_STORED ROWS_
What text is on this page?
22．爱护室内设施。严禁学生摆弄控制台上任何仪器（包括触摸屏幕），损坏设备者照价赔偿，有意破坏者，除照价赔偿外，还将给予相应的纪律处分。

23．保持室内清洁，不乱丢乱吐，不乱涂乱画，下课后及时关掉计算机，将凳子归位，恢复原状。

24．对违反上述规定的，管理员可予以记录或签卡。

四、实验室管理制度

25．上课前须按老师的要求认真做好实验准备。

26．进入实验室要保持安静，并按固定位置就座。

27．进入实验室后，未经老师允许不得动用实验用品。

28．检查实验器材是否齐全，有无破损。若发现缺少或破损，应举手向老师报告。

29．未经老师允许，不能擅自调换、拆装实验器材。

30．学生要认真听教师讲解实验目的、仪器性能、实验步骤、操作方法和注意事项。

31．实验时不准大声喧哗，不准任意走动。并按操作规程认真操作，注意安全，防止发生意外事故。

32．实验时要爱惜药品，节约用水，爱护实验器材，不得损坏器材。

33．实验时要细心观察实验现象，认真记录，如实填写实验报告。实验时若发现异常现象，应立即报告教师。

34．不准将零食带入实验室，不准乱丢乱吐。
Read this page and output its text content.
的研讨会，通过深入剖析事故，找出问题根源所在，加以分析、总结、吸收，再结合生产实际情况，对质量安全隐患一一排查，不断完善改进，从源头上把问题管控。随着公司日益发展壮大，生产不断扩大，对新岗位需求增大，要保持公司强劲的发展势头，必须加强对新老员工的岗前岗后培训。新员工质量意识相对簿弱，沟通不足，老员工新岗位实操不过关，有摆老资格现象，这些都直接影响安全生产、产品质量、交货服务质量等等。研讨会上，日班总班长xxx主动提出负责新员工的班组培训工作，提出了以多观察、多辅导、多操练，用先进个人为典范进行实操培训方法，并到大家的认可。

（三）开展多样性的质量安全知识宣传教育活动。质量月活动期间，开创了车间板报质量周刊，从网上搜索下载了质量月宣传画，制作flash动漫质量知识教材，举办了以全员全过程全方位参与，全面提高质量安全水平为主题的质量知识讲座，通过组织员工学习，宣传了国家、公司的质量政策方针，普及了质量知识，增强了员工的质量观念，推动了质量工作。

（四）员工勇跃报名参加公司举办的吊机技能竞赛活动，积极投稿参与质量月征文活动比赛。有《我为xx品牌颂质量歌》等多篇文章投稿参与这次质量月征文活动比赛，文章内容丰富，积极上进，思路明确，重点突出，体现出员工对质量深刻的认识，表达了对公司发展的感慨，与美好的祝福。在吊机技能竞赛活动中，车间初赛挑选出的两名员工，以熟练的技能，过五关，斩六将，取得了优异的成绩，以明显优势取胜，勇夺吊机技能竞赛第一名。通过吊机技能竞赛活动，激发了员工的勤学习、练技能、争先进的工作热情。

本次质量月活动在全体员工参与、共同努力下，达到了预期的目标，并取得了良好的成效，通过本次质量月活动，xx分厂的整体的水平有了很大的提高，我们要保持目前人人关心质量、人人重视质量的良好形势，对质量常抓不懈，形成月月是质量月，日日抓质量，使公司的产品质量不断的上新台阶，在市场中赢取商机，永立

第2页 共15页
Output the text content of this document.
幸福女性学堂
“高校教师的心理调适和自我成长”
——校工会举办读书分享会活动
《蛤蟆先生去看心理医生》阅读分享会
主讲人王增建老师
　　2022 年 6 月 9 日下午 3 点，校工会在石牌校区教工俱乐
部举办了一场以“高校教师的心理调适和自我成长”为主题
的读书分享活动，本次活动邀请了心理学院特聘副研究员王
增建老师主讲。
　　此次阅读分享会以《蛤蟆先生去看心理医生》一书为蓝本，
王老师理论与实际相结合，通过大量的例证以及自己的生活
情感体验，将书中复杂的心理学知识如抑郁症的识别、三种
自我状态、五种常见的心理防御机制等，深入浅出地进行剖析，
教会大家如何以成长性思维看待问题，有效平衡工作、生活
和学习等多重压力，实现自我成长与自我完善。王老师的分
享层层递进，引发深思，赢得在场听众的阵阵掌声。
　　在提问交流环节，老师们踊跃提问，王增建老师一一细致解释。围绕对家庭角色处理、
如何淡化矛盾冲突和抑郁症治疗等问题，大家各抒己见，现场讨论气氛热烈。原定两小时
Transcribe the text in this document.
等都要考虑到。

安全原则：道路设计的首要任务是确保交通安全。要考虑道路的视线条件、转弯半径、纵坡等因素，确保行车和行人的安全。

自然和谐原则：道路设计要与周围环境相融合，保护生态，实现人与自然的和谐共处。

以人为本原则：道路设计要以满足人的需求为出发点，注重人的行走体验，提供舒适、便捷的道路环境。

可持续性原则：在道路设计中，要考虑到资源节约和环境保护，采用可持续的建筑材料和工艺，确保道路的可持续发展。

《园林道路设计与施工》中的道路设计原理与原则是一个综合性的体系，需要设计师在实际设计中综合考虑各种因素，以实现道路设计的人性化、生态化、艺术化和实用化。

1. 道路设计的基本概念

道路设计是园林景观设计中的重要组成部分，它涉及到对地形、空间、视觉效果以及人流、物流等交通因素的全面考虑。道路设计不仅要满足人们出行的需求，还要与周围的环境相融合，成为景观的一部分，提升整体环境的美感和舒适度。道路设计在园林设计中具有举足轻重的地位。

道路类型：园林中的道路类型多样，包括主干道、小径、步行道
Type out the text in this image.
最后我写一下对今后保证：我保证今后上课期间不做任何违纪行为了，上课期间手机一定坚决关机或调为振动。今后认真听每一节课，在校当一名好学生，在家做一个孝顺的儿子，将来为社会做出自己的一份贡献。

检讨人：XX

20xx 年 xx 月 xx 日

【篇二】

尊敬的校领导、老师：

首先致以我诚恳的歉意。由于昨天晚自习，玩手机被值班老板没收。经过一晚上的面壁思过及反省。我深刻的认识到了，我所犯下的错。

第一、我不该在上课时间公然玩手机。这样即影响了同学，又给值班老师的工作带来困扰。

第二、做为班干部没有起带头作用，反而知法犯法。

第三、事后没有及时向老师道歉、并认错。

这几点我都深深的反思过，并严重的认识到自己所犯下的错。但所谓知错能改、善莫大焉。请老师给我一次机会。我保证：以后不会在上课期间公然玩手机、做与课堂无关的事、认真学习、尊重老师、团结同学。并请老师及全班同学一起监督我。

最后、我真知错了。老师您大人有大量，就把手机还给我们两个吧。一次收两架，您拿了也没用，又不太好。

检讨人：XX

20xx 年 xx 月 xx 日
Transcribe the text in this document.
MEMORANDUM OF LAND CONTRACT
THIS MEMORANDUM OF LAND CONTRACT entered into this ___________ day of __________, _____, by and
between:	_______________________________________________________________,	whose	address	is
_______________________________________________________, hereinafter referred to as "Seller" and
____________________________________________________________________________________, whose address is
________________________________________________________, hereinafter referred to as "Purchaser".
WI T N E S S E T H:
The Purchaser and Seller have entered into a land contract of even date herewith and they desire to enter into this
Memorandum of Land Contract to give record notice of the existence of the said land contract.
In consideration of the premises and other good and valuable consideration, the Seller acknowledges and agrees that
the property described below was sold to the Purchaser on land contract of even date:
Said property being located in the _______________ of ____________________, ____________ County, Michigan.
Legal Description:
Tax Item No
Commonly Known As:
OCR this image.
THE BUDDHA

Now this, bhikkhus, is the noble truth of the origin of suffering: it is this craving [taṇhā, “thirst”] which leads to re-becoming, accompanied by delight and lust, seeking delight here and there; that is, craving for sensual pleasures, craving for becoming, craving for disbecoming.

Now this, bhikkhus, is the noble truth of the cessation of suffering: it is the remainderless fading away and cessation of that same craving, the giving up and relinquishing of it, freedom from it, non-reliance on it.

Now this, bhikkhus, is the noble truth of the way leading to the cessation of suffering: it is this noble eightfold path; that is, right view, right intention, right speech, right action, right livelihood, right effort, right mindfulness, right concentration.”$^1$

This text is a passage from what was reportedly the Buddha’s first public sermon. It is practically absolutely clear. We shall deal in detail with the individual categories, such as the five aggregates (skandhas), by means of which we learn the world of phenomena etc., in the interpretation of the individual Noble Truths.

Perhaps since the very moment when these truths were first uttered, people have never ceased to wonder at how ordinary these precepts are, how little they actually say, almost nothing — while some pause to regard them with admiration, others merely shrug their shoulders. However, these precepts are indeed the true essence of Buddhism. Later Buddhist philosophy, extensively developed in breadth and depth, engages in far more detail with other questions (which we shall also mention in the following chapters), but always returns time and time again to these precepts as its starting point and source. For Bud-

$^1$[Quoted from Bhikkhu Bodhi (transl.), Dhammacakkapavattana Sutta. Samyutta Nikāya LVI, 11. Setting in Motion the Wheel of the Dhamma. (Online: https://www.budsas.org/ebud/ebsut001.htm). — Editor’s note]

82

_WORK TO DO_
Using the records above, gather all lines where the string "bhikkhus" is present.

_SOLUTION TO THIS TASK_
Now this, bhikkhus, is the noble truth of the origin of suffering: it is this craving [taṇhā, “thirst”] which leads to re-becoming, accompanied by delight and lust, seeking delight here and there; that is, craving for sensual pleasures, craving for becoming, craving for disbecoming.
Now this, bhikkhus, is the noble truth of the cessation of suffering: it is the remainderless fading away and cessation of that same craving, the giving up and relinquishing of it, freedom from it, non-reliance on it.
Now this, bhikkhus, is the noble truth of the way leading to the cessation of suffering: it is this noble eightfold path; that is, right view, right intention, right speech, right action, right livelihood, right effort, right mindfulness, right concentration.”$^1$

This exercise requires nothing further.